Task objective - Extract every line that contains the string "trusted".

==== Data provided ====

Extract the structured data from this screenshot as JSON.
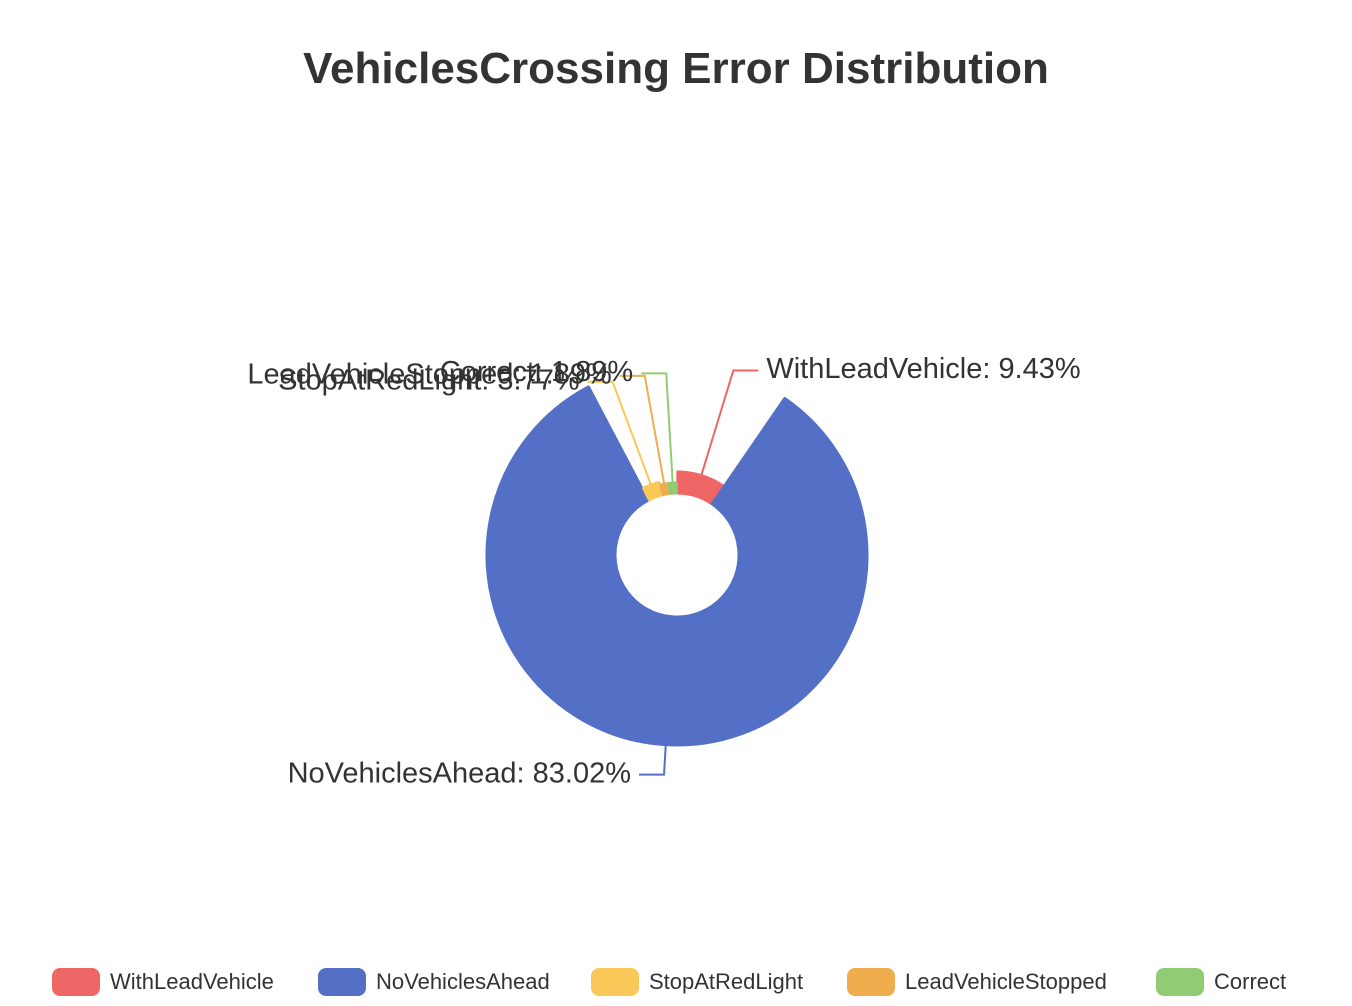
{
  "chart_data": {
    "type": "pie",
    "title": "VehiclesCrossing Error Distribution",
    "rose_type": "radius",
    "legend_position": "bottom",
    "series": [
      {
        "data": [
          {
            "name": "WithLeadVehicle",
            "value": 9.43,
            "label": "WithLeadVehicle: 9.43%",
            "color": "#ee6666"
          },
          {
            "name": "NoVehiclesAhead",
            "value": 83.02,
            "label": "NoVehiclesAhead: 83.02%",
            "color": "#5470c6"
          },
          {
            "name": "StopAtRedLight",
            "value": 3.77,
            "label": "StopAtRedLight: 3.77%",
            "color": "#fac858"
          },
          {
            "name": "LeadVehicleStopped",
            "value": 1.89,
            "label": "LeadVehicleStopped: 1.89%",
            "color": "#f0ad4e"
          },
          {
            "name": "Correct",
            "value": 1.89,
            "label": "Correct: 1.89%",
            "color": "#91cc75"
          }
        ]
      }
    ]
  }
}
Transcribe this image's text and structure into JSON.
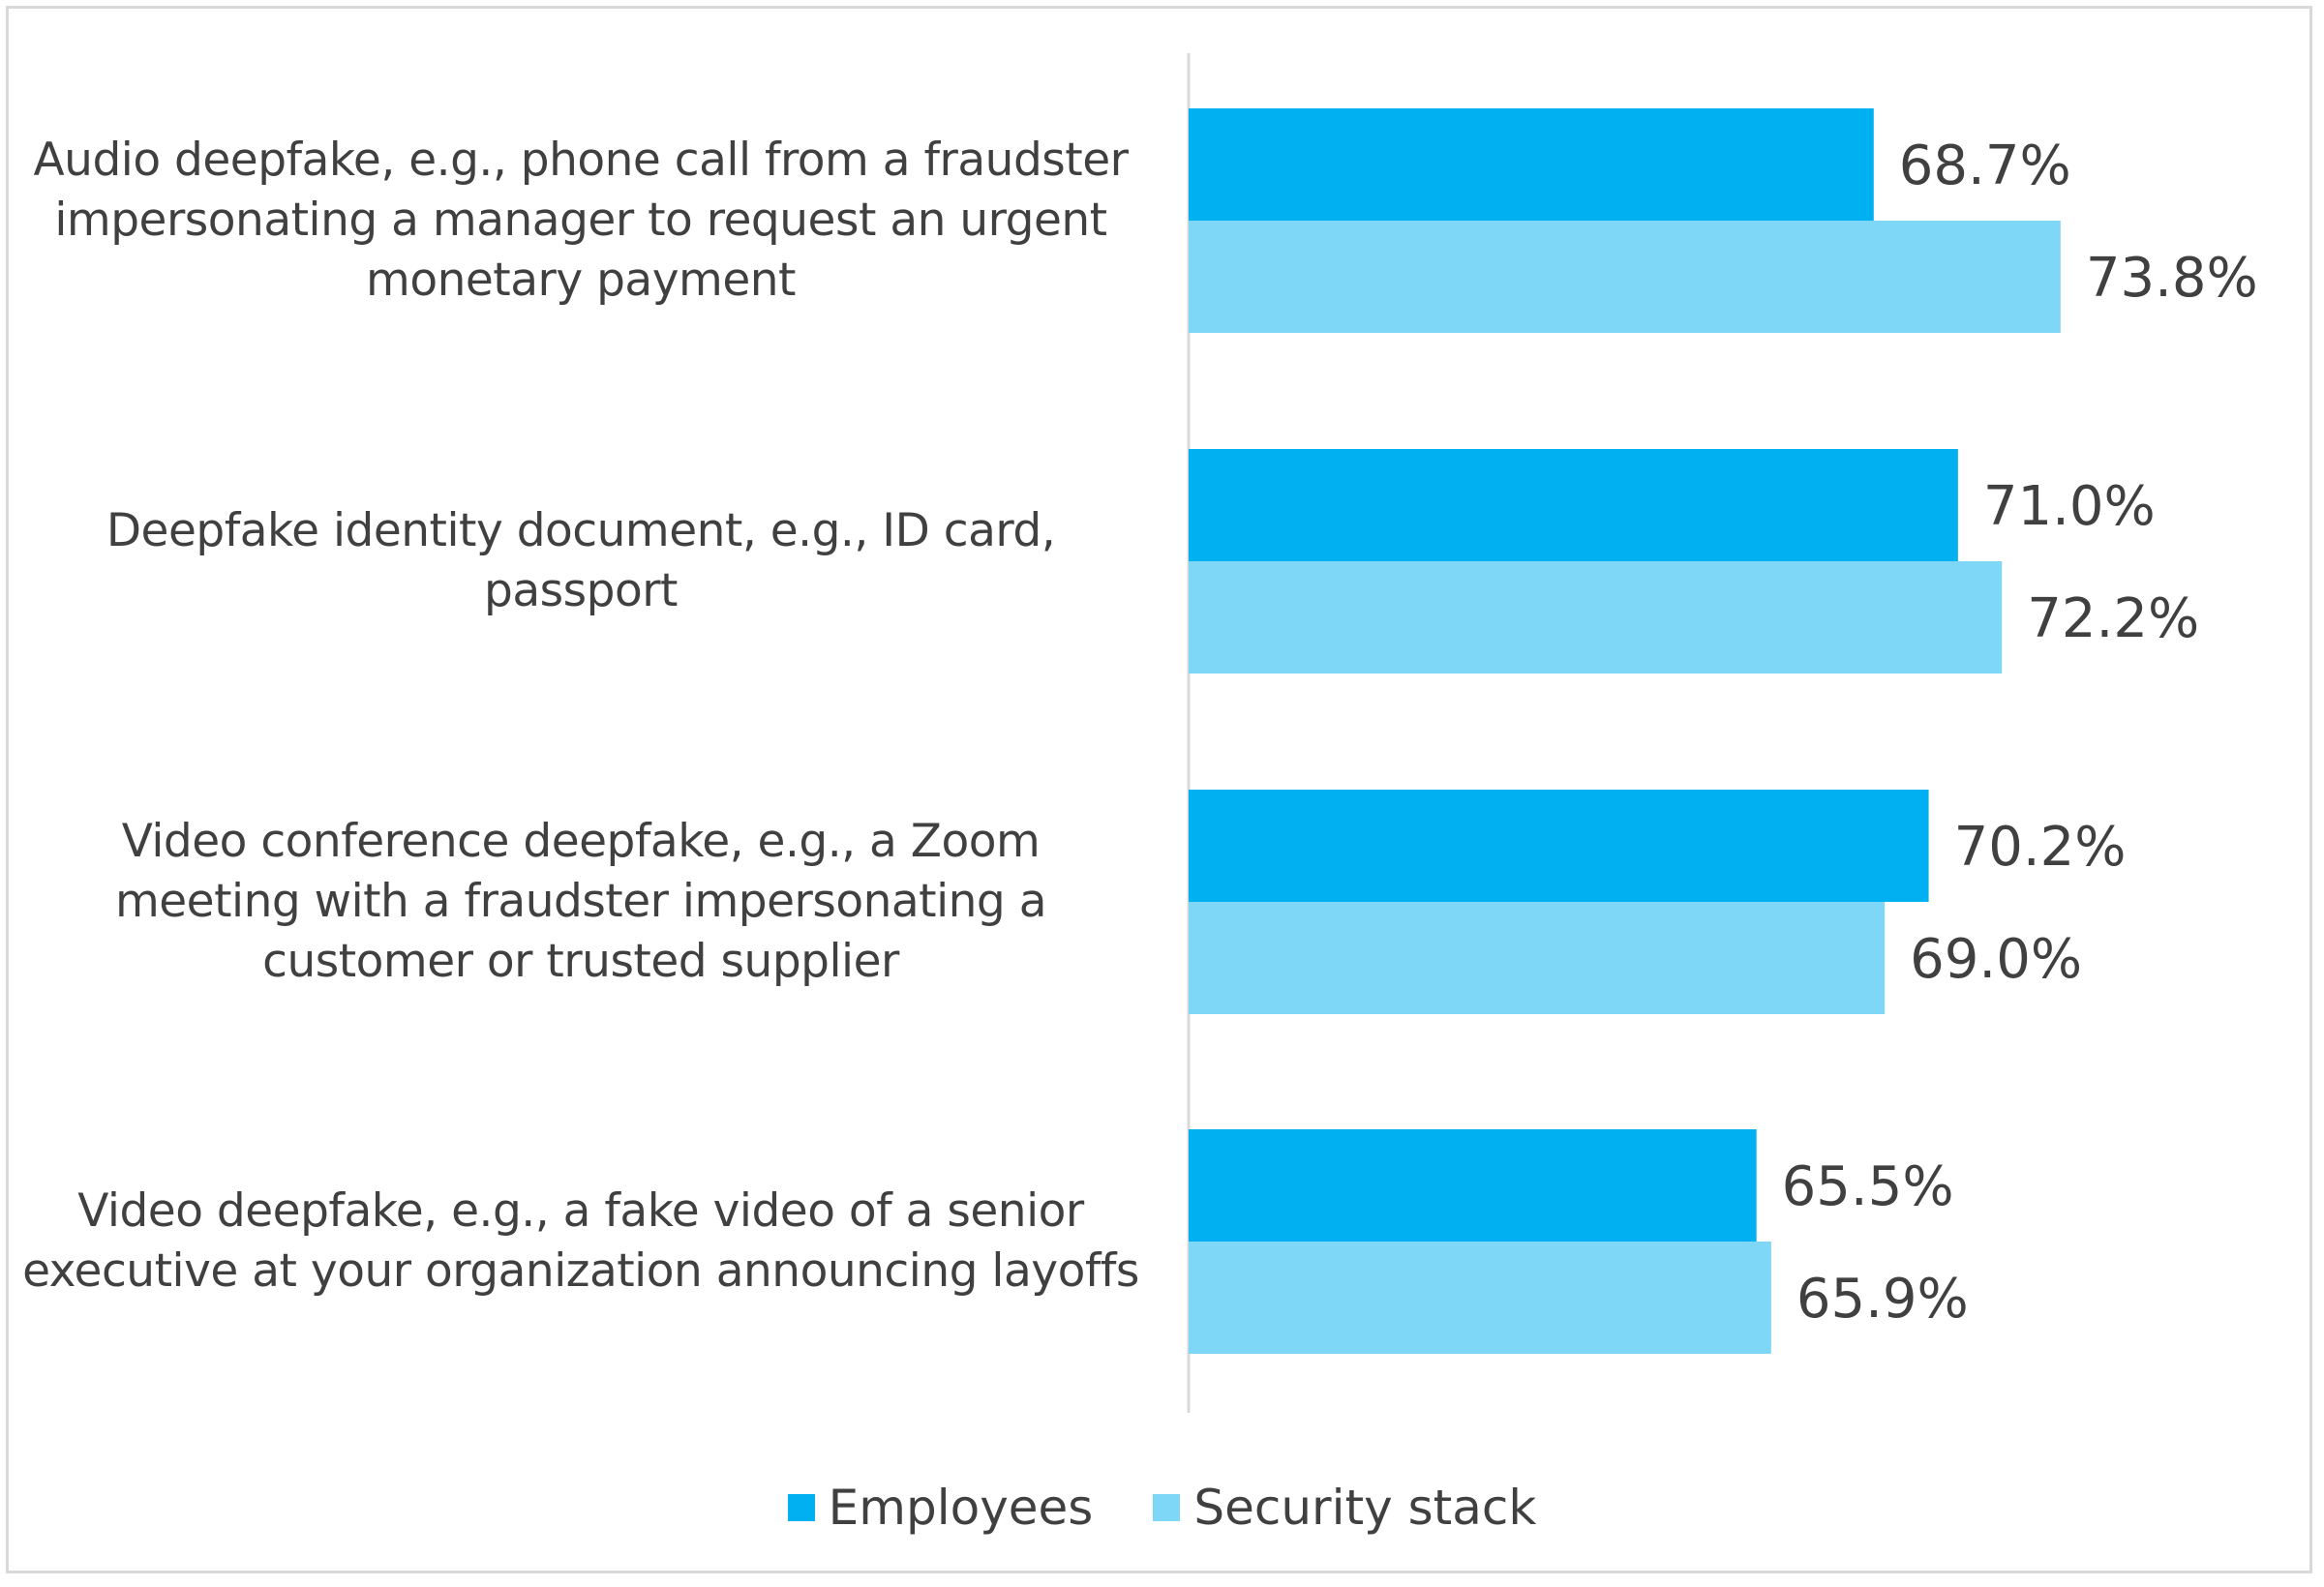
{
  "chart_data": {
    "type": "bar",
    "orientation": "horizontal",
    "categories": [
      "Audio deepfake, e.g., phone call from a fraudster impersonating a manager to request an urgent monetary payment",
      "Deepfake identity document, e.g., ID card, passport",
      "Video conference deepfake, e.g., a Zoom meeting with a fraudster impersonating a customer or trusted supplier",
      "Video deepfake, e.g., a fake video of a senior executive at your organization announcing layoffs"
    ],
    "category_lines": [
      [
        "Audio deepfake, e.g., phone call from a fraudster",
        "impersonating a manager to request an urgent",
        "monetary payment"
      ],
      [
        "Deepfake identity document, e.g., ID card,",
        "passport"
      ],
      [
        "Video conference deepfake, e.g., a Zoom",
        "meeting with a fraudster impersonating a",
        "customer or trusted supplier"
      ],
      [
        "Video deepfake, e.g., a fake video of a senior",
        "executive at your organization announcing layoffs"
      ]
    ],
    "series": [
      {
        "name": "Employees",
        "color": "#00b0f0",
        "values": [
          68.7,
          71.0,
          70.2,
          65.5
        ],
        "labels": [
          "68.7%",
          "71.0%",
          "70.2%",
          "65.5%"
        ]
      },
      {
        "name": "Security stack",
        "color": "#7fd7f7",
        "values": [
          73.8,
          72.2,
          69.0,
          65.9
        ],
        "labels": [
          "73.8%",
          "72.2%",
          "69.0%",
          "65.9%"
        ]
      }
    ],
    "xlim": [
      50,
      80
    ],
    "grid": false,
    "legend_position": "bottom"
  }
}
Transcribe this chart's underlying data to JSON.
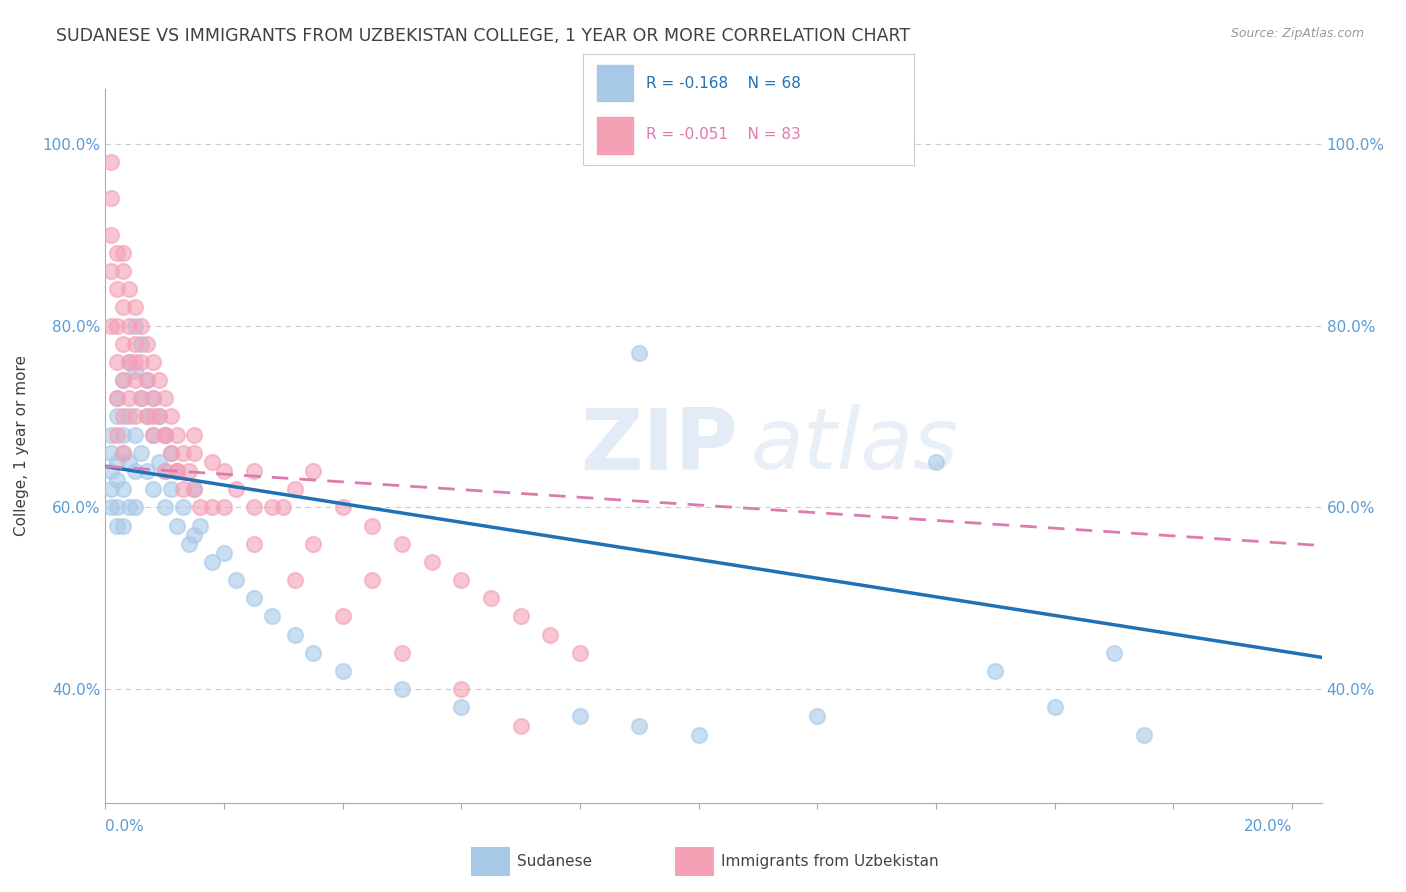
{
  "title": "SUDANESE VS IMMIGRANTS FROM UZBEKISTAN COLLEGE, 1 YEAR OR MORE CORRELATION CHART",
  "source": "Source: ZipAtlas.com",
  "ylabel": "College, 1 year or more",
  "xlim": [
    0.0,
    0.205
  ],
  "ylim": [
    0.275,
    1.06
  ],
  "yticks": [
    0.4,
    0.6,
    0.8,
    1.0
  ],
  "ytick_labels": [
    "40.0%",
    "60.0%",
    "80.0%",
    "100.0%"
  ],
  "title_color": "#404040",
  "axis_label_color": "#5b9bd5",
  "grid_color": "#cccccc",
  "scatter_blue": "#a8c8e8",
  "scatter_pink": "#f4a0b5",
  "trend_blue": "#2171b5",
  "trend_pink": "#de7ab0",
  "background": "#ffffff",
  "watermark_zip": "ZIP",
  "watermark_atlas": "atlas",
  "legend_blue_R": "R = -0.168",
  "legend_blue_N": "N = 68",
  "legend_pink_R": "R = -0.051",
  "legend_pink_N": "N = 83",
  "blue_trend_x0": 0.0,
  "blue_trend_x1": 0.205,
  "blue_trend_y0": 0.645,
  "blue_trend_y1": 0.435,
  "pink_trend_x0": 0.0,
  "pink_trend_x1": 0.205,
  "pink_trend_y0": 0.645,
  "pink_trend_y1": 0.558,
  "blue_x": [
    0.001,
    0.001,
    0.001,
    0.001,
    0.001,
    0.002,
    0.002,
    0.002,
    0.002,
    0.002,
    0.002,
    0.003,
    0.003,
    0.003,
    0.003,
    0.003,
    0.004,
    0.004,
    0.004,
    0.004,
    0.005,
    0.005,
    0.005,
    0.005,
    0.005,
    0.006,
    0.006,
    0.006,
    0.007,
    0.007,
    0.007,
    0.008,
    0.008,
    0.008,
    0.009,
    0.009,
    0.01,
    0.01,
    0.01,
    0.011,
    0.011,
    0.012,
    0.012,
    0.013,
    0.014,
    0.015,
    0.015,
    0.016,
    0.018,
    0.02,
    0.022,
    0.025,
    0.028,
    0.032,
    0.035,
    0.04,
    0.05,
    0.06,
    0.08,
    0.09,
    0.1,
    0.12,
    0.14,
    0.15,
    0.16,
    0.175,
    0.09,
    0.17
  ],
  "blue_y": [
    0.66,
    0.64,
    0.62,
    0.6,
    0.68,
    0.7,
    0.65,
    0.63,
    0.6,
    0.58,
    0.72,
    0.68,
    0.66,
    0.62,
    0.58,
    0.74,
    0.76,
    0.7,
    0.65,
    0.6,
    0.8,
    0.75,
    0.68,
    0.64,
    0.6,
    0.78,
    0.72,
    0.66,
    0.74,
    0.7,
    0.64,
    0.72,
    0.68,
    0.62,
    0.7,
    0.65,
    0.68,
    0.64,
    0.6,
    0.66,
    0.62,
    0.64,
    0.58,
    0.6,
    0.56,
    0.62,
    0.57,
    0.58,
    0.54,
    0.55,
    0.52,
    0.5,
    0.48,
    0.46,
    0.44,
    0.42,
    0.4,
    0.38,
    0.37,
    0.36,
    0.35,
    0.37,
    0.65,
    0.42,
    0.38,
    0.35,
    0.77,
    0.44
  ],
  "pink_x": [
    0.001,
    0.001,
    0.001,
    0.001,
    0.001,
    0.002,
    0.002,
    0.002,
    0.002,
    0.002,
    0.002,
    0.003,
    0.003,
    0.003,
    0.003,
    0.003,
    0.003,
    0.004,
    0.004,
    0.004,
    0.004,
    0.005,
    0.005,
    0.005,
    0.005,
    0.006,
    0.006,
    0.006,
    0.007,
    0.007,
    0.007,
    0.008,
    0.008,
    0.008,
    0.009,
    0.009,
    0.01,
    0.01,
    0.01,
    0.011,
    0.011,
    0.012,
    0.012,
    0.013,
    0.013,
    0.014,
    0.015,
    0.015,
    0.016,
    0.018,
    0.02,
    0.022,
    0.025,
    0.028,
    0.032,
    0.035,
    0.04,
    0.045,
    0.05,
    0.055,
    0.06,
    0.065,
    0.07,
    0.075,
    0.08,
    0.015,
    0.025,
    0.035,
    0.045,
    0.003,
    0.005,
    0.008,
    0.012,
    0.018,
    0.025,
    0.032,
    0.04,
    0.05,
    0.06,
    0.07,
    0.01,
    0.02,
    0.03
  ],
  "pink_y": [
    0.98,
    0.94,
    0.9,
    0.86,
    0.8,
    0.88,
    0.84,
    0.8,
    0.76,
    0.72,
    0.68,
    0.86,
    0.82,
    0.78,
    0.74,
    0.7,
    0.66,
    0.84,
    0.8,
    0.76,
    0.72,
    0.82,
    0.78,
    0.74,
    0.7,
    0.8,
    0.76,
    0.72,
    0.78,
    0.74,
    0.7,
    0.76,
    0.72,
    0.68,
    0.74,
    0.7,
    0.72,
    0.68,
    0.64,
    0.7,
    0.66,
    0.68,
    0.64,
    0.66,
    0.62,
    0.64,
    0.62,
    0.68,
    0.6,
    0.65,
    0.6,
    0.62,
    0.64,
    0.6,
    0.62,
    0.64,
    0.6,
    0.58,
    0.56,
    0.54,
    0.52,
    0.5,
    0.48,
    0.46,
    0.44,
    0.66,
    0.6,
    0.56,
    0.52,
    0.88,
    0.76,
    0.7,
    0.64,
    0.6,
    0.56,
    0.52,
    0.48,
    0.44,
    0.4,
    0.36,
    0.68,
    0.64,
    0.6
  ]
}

====

Response for this exercise -
      "Video conference deepfake, e.g., a Zoom meeting with a fraudster impersonating a customer or trusted supplier",
        "customer or trusted supplier"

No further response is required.